**Written problem**
Repeat the listing word for word. No pictures belong in the copy.
>> Start Records shown
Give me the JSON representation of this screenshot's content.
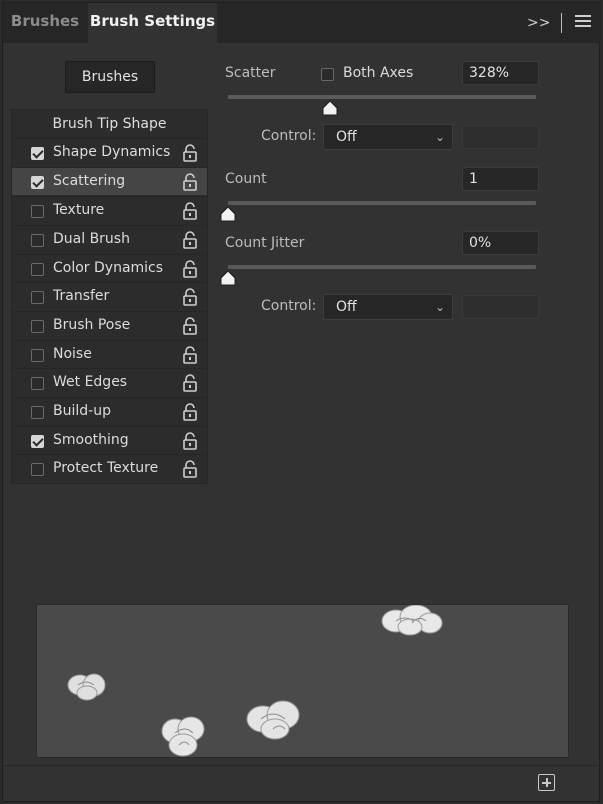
{
  "tabs": [
    {
      "label": "Brushes",
      "active": false
    },
    {
      "label": "Brush Settings",
      "active": true
    }
  ],
  "tab_icons": [
    "expand-panel-icon",
    "panel-menu-icon"
  ],
  "brushes_button": "Brushes",
  "brush_tip_shape": "Brush Tip Shape",
  "options": [
    {
      "label": "Shape Dynamics",
      "checked": true,
      "selected": false
    },
    {
      "label": "Scattering",
      "checked": true,
      "selected": true
    },
    {
      "label": "Texture",
      "checked": false,
      "selected": false
    },
    {
      "label": "Dual Brush",
      "checked": false,
      "selected": false
    },
    {
      "label": "Color Dynamics",
      "checked": false,
      "selected": false
    },
    {
      "label": "Transfer",
      "checked": false,
      "selected": false
    },
    {
      "label": "Brush Pose",
      "checked": false,
      "selected": false
    },
    {
      "label": "Noise",
      "checked": false,
      "selected": false
    },
    {
      "label": "Wet Edges",
      "checked": false,
      "selected": false
    },
    {
      "label": "Build-up",
      "checked": false,
      "selected": false
    },
    {
      "label": "Smoothing",
      "checked": true,
      "selected": false
    },
    {
      "label": "Protect Texture",
      "checked": false,
      "selected": false
    }
  ],
  "scatter": {
    "label": "Scatter",
    "both_axes_label": "Both Axes",
    "both_axes_checked": false,
    "value": "328%",
    "slider_fraction": 0.33,
    "control_label": "Control:",
    "control_value": "Off"
  },
  "count": {
    "label": "Count",
    "value": "1",
    "slider_fraction": 0.0
  },
  "count_jitter": {
    "label": "Count Jitter",
    "value": "0%",
    "slider_fraction": 0.0,
    "control_label": "Control:",
    "control_value": "Off"
  },
  "colors": {
    "panel_bg": "#323232",
    "tab_bar_bg": "#262626",
    "selected_row": "#454545",
    "preview_bg": "#4a4a4a"
  },
  "footer_icon": "new-brush-preset-icon"
}
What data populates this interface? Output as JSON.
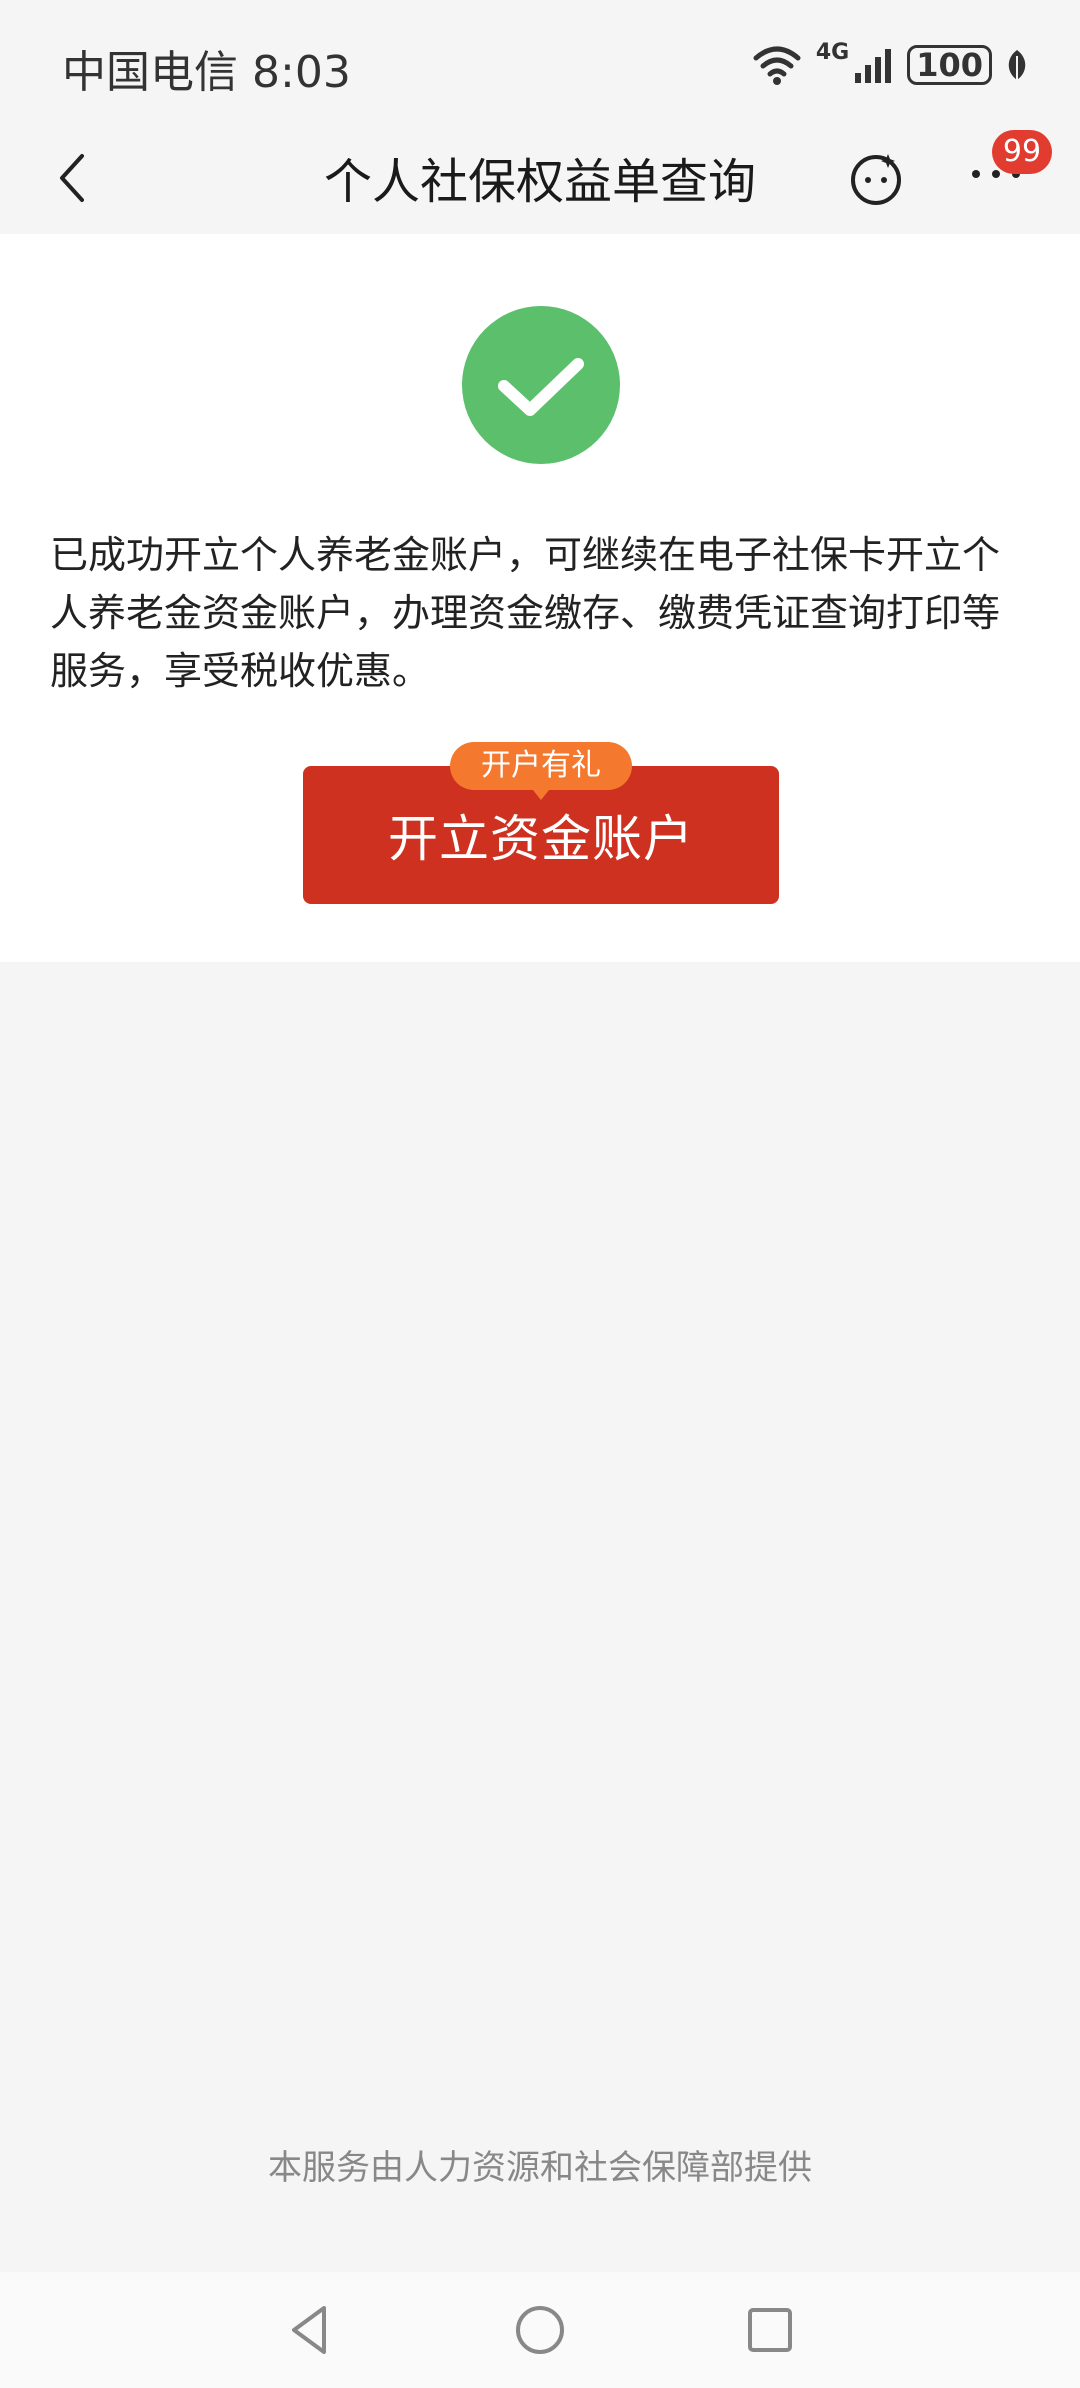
>> End Records shown
**Solution for this task**
Give me the JSON representation of this screenshot's content.
{
  "tabs": [
    {
      "label": "Brushes",
      "active": false
    },
    {
      "label": "Brush Settings",
      "active": true
    }
  ],
  "tab_icons": [
    "expand-panel-icon",
    "panel-menu-icon"
  ],
  "brushes_button": "Brushes",
  "brush_tip_shape": "Brush Tip Shape",
  "options": [
    {
      "label": "Shape Dynamics",
      "checked": true,
      "selected": false
    },
    {
      "label": "Scattering",
      "checked": true,
      "selected": true
    },
    {
      "label": "Texture",
      "checked": false,
      "selected": false
    },
    {
      "label": "Dual Brush",
      "checked": false,
      "selected": false
    },
    {
      "label": "Color Dynamics",
      "checked": false,
      "selected": false
    },
    {
      "label": "Transfer",
      "checked": false,
      "selected": false
    },
    {
      "label": "Brush Pose",
      "checked": false,
      "selected": false
    },
    {
      "label": "Noise",
      "checked": false,
      "selected": false
    },
    {
      "label": "Wet Edges",
      "checked": false,
      "selected": false
    },
    {
      "label": "Build-up",
      "checked": false,
      "selected": false
    },
    {
      "label": "Smoothing",
      "checked": true,
      "selected": false
    },
    {
      "label": "Protect Texture",
      "checked": false,
      "selected": false
    }
  ],
  "scatter": {
    "label": "Scatter",
    "both_axes_label": "Both Axes",
    "both_axes_checked": false,
    "value": "328%",
    "slider_fraction": 0.33,
    "control_label": "Control:",
    "control_value": "Off"
  },
  "count": {
    "label": "Count",
    "value": "1",
    "slider_fraction": 0.0
  },
  "count_jitter": {
    "label": "Count Jitter",
    "value": "0%",
    "slider_fraction": 0.0,
    "control_label": "Control:",
    "control_value": "Off"
  },
  "colors": {
    "panel_bg": "#323232",
    "tab_bar_bg": "#262626",
    "selected_row": "#454545",
    "preview_bg": "#4a4a4a"
  },
  "footer_icon": "new-brush-preset-icon"
}
What data populates this interface? Output as JSON.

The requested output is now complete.